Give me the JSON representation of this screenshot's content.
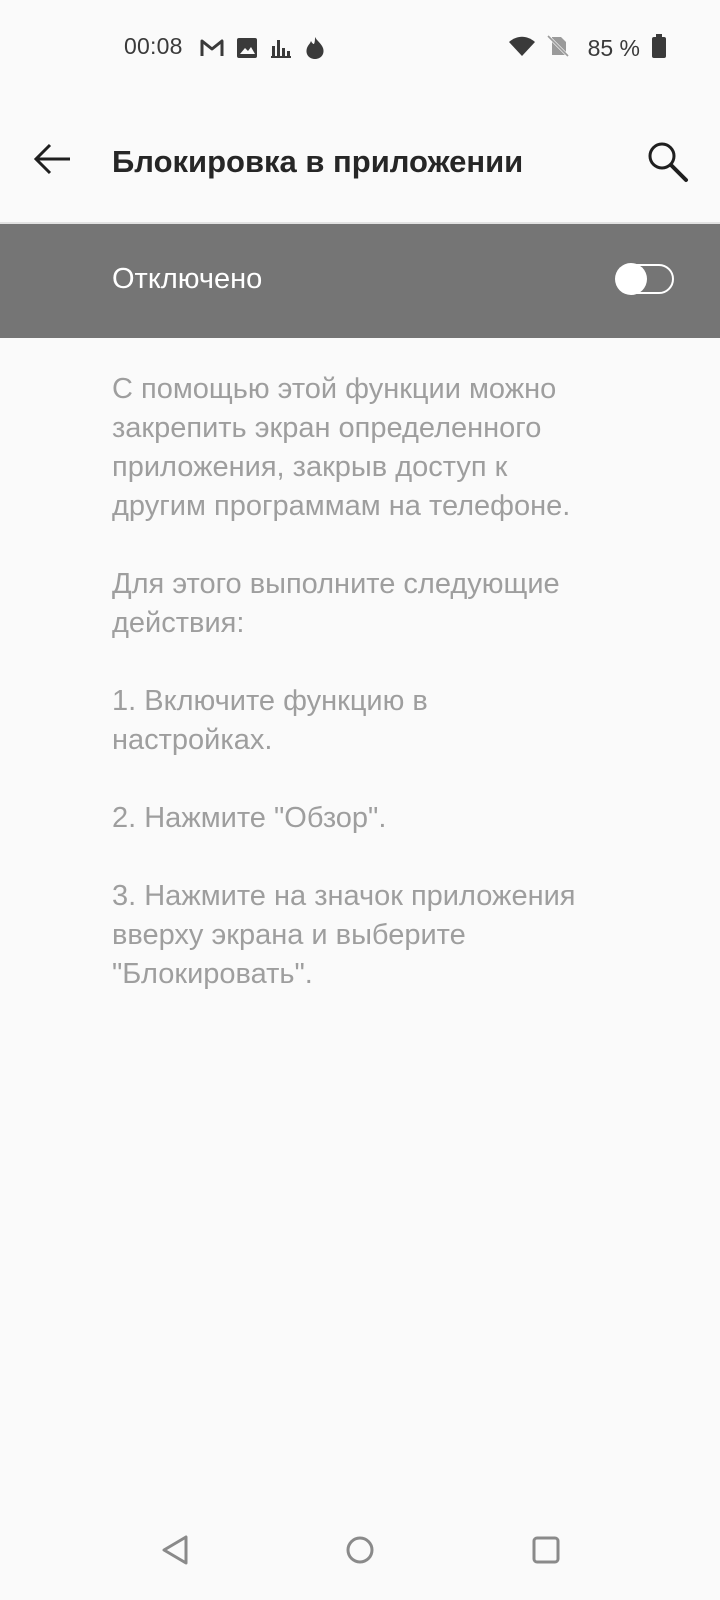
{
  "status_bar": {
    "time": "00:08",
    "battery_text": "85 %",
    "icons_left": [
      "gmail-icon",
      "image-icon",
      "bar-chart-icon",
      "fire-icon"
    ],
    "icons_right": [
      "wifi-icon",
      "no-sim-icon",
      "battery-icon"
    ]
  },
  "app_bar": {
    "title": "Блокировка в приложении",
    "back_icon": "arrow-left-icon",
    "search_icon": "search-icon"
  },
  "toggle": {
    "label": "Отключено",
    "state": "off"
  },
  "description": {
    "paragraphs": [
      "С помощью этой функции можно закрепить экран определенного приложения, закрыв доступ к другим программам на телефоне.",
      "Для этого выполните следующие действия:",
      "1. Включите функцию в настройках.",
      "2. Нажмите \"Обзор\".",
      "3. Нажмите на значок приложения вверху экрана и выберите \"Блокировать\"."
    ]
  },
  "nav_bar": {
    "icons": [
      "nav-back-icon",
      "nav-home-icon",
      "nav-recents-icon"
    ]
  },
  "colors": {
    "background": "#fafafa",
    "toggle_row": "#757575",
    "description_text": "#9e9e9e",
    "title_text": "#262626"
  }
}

* * * *

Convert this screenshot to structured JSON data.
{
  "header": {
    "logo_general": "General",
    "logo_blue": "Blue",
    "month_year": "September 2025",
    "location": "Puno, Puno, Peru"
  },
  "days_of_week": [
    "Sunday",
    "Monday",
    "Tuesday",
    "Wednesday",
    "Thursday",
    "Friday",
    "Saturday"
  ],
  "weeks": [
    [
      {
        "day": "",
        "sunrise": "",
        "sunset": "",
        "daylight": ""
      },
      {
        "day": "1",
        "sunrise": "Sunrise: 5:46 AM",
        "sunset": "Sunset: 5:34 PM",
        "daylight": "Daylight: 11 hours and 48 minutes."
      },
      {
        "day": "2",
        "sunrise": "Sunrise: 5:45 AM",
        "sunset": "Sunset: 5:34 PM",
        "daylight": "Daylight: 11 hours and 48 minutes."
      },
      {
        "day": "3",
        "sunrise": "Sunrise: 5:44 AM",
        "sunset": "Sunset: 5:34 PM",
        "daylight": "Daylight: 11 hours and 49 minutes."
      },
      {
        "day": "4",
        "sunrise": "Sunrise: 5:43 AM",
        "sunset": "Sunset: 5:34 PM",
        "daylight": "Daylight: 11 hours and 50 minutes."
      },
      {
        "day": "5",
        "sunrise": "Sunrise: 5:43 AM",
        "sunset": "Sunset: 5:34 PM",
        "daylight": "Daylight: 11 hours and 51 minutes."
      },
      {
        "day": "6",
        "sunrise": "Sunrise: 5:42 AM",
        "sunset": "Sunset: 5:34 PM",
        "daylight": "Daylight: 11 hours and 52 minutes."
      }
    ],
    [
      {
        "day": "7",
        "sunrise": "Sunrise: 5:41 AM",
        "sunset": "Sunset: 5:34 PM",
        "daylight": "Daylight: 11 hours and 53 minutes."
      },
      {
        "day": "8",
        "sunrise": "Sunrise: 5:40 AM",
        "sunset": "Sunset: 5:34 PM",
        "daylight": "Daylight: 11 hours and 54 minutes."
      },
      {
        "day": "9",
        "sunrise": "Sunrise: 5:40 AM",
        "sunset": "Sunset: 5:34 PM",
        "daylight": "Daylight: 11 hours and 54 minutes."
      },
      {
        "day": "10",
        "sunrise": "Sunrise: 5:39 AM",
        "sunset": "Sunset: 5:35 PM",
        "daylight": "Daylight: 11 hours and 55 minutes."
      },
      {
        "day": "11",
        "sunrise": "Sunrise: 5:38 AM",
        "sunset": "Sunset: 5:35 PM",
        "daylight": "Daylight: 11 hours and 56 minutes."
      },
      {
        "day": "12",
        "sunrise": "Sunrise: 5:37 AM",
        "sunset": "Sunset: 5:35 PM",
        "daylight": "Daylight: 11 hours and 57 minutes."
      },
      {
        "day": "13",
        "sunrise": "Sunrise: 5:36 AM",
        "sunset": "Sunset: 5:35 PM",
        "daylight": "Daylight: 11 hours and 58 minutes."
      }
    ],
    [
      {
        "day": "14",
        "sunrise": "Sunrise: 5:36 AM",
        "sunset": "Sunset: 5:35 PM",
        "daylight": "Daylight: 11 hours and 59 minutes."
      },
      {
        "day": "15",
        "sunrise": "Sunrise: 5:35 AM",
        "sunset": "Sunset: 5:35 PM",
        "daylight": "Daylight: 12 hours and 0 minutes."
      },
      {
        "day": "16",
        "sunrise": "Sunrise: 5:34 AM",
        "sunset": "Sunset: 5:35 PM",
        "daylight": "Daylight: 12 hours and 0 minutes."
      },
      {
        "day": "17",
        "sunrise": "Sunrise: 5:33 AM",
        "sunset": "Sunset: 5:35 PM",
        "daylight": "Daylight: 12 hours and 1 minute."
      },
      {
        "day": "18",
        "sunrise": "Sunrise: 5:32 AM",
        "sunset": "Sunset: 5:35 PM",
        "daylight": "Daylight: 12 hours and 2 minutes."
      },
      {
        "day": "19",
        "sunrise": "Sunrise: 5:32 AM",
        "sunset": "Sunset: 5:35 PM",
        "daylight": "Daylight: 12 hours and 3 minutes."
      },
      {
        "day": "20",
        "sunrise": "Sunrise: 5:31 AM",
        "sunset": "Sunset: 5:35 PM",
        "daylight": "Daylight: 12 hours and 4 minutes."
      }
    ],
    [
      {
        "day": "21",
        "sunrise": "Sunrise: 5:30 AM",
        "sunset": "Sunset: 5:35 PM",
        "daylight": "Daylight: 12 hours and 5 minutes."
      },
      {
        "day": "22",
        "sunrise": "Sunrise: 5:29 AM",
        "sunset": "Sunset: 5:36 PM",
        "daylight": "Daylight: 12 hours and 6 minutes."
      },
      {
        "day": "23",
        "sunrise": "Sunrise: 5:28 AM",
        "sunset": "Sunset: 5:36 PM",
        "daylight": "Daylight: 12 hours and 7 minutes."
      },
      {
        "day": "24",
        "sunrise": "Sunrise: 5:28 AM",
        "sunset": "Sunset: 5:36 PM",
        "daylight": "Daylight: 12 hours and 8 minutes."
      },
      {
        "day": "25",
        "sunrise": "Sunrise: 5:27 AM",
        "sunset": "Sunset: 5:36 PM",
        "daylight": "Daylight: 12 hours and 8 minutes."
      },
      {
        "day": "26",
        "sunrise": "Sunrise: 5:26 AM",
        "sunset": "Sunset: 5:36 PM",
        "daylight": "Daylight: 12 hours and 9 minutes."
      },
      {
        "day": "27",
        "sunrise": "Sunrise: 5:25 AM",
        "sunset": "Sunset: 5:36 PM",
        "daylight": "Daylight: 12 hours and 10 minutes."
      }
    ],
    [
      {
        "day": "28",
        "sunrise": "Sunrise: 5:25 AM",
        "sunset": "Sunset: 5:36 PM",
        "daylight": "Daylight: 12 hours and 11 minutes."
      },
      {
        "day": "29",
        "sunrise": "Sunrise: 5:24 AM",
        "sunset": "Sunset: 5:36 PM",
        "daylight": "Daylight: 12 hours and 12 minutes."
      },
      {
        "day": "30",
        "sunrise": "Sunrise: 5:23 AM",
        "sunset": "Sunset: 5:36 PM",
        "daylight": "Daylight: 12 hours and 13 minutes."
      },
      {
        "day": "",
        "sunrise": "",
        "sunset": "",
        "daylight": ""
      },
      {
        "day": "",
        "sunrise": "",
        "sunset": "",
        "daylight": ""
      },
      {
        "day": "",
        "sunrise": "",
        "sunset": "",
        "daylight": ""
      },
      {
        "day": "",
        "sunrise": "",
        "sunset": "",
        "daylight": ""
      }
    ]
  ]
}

* * * *

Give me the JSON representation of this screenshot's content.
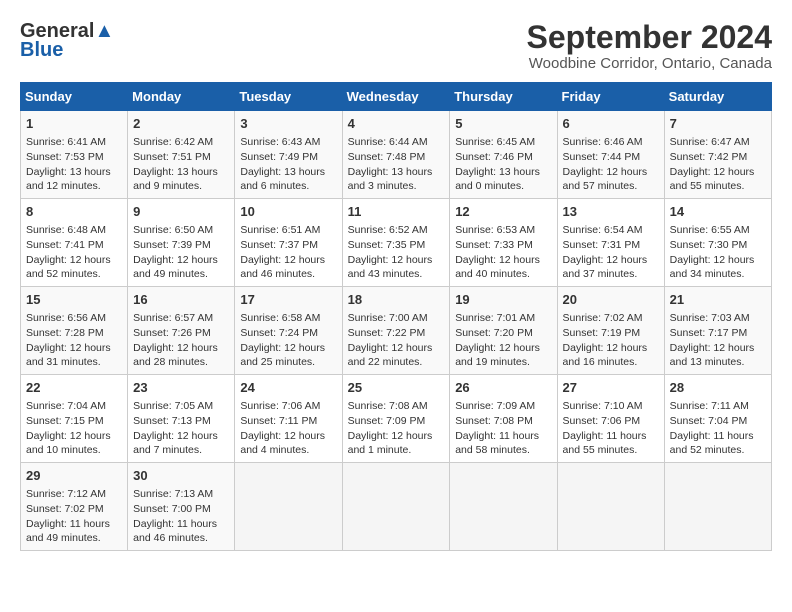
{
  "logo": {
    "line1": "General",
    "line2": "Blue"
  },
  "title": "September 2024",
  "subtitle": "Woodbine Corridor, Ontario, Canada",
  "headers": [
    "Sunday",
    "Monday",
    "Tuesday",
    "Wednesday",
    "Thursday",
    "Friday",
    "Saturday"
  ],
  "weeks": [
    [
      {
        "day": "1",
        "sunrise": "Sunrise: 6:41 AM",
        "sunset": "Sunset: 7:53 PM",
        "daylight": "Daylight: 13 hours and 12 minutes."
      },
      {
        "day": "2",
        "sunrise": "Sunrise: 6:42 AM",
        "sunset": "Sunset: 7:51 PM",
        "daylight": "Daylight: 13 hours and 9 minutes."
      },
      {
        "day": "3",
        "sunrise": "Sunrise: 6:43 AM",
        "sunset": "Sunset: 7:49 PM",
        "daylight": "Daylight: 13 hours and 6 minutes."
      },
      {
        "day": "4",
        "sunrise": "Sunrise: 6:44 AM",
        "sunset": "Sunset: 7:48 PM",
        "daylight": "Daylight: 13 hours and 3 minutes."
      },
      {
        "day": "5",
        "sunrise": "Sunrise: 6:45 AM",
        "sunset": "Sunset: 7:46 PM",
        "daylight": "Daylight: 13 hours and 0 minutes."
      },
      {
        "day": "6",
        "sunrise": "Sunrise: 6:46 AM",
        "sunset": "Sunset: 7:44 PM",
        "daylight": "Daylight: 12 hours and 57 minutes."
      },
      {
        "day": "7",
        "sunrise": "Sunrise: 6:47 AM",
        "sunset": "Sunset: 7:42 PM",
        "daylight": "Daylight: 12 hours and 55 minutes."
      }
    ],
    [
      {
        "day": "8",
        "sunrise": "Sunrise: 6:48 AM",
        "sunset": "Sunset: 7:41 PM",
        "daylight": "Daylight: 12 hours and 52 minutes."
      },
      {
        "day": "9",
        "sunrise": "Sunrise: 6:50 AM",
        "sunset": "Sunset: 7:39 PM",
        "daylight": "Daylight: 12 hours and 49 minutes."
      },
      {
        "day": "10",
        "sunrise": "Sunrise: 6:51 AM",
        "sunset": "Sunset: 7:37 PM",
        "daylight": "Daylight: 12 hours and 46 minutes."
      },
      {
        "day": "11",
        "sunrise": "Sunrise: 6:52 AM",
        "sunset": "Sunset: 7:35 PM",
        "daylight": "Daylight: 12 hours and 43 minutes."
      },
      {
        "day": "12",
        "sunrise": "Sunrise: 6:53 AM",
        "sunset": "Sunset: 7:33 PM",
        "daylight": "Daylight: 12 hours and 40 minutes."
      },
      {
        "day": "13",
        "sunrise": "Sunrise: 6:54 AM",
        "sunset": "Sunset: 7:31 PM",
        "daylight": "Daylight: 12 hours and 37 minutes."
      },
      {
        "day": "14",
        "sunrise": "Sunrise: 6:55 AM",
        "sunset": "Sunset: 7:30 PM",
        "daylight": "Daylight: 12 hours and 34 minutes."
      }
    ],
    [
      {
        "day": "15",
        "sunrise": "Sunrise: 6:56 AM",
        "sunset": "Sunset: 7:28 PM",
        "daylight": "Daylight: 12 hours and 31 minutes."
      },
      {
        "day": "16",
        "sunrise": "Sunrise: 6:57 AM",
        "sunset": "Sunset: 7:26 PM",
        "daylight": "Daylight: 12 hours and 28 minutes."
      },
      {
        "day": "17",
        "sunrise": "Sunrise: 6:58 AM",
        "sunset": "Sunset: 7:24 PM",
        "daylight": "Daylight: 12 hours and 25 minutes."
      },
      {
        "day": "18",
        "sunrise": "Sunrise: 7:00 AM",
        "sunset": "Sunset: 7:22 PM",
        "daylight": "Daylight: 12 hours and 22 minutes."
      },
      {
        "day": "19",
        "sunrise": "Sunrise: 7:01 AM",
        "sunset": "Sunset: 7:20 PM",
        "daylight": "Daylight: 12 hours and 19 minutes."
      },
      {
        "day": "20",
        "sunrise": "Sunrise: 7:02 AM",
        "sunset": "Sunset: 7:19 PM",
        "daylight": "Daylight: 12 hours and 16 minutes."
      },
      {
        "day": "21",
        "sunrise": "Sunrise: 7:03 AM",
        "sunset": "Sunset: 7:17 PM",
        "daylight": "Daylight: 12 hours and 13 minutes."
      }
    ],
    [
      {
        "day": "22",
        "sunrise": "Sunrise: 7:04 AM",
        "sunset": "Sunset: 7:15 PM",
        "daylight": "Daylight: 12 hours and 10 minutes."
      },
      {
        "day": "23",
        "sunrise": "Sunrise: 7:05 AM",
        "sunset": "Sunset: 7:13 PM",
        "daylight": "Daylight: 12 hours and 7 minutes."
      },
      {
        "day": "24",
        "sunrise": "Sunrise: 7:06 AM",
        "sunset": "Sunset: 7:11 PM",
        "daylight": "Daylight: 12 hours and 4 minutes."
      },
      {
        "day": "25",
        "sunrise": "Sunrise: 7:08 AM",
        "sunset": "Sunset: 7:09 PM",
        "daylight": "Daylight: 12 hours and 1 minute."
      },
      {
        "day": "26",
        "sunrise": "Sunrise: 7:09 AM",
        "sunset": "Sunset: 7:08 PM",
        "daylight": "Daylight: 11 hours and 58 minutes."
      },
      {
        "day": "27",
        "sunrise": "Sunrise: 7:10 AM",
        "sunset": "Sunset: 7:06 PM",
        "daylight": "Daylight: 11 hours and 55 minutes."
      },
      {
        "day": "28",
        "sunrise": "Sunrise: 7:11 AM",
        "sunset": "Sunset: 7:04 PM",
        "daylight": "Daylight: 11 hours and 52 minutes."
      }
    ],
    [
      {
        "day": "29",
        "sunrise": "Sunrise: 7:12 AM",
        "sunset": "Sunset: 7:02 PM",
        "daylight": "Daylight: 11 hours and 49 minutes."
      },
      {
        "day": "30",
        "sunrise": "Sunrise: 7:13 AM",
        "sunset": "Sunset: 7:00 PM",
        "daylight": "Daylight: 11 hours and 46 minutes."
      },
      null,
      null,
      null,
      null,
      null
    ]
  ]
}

* * * *

- [The request]: Using the entries above, return each line that includes the word "General".

- [Exercise response]:
    "logo_general": "General",
    "line1": "General",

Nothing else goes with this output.